§ Instructions to follow: Copy every line from the records below that holds the word "GEMINI".

[Begin]

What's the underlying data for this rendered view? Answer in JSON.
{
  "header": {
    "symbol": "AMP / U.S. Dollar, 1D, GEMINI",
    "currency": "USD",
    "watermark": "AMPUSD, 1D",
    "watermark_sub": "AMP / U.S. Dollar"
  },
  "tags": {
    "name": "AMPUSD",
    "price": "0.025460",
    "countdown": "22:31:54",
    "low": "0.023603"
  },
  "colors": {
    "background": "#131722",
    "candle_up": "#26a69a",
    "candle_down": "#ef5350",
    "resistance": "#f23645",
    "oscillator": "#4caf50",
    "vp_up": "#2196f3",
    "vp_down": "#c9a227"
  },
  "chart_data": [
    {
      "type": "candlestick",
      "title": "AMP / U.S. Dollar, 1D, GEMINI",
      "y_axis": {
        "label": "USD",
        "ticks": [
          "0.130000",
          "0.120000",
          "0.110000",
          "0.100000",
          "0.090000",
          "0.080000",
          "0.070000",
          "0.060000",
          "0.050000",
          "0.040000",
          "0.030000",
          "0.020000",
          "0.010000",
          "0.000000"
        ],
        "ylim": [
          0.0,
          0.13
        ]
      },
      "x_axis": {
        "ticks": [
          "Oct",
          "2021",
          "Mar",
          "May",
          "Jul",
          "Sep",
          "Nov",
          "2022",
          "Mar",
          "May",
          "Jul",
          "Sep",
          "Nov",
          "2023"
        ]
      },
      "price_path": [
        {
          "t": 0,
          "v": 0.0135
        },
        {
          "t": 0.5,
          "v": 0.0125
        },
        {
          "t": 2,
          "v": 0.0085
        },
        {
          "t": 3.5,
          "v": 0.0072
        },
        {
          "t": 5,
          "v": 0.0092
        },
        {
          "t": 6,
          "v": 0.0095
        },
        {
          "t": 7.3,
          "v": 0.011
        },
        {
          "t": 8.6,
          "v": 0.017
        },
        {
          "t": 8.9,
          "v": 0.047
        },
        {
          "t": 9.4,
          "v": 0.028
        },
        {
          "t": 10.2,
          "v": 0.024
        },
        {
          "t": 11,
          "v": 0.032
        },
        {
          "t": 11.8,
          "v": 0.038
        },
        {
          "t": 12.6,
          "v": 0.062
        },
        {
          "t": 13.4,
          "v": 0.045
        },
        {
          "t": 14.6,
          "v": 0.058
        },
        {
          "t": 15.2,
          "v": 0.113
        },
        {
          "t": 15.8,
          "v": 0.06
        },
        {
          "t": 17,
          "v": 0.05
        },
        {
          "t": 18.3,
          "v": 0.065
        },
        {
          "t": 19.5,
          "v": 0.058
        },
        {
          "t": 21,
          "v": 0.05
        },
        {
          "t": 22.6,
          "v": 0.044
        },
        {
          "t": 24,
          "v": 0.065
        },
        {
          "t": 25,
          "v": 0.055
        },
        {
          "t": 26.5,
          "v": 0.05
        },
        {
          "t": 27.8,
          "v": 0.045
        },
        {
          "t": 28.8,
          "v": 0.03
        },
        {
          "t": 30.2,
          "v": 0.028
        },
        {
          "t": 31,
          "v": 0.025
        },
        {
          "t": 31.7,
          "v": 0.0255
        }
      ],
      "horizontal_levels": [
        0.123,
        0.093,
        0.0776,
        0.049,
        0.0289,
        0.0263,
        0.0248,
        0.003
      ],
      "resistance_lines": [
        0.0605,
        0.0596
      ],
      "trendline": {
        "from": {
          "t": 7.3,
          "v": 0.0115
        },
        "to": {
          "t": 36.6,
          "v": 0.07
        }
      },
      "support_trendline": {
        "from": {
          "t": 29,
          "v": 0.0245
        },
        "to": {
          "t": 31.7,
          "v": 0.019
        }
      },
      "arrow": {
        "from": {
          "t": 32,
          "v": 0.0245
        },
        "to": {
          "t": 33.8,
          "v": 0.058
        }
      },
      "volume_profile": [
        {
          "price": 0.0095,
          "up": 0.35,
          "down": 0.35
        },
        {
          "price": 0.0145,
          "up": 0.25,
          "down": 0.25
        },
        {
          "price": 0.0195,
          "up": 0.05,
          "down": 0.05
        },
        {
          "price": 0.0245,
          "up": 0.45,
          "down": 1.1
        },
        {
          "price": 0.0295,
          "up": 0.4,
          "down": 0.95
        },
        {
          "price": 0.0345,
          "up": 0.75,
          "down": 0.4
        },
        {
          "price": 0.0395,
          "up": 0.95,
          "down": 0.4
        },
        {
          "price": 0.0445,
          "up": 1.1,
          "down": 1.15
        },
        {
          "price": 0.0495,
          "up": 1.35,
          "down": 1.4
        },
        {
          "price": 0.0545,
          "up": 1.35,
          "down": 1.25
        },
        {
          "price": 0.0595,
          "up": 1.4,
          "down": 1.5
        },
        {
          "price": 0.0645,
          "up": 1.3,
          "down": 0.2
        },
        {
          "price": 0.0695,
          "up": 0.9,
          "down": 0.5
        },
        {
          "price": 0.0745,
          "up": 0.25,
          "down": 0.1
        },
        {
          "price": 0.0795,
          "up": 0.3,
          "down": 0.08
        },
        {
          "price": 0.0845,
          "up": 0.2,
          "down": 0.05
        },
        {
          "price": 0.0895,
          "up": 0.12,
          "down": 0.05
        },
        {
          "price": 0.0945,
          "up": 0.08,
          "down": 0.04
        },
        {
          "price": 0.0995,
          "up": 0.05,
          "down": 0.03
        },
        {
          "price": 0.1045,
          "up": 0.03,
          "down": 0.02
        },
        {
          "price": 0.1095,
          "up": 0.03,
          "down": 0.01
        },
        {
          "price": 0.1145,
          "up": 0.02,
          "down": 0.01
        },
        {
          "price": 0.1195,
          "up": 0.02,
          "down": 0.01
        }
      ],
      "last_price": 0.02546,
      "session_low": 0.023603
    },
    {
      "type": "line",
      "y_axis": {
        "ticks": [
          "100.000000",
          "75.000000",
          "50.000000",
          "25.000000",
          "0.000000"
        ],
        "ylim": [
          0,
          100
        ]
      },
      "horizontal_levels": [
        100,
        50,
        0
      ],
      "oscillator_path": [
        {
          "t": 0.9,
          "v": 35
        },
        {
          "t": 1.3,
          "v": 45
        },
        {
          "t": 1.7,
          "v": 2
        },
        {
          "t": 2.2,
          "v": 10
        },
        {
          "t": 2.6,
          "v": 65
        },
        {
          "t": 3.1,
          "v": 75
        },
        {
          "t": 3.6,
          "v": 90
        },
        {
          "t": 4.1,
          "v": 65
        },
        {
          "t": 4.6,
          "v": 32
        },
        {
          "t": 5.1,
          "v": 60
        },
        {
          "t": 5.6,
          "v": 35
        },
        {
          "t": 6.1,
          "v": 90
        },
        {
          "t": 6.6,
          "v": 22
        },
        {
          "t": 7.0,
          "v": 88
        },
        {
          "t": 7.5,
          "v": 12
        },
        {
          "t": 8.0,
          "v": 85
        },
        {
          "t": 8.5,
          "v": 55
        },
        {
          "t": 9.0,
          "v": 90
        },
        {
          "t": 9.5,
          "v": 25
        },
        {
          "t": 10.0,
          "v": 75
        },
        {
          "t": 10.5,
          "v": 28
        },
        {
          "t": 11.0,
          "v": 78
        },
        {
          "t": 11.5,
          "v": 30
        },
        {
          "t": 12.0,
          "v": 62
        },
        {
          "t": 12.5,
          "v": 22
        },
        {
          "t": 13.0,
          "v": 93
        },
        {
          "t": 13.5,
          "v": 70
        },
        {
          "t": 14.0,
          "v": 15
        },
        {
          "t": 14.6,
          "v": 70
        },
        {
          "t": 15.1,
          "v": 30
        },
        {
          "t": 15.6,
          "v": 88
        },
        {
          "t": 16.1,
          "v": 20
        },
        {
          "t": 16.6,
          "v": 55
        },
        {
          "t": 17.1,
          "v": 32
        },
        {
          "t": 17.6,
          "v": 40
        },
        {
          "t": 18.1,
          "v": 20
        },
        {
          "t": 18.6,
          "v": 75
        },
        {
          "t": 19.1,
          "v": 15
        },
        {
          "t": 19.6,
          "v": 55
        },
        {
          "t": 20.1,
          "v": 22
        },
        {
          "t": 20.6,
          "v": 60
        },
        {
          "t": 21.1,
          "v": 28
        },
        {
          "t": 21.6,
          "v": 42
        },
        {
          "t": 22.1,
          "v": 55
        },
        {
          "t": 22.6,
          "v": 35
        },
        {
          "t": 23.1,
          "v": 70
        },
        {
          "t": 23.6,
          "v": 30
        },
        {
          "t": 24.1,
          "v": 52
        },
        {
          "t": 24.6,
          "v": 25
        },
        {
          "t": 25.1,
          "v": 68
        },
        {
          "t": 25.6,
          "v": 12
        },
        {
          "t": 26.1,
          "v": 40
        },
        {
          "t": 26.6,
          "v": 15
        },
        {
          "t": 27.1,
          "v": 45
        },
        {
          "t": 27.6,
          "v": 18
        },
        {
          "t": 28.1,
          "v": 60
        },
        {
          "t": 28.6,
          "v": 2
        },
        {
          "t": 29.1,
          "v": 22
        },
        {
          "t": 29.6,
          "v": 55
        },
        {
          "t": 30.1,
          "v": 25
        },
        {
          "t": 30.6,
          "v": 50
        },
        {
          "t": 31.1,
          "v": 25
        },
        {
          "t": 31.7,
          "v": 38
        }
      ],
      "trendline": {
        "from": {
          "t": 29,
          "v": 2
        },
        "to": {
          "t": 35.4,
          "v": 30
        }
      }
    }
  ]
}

[End]

§ The result:
    "symbol": "AMP / U.S. Dollar, 1D, GEMINI",
      "title": "AMP / U.S. Dollar, 1D, GEMINI",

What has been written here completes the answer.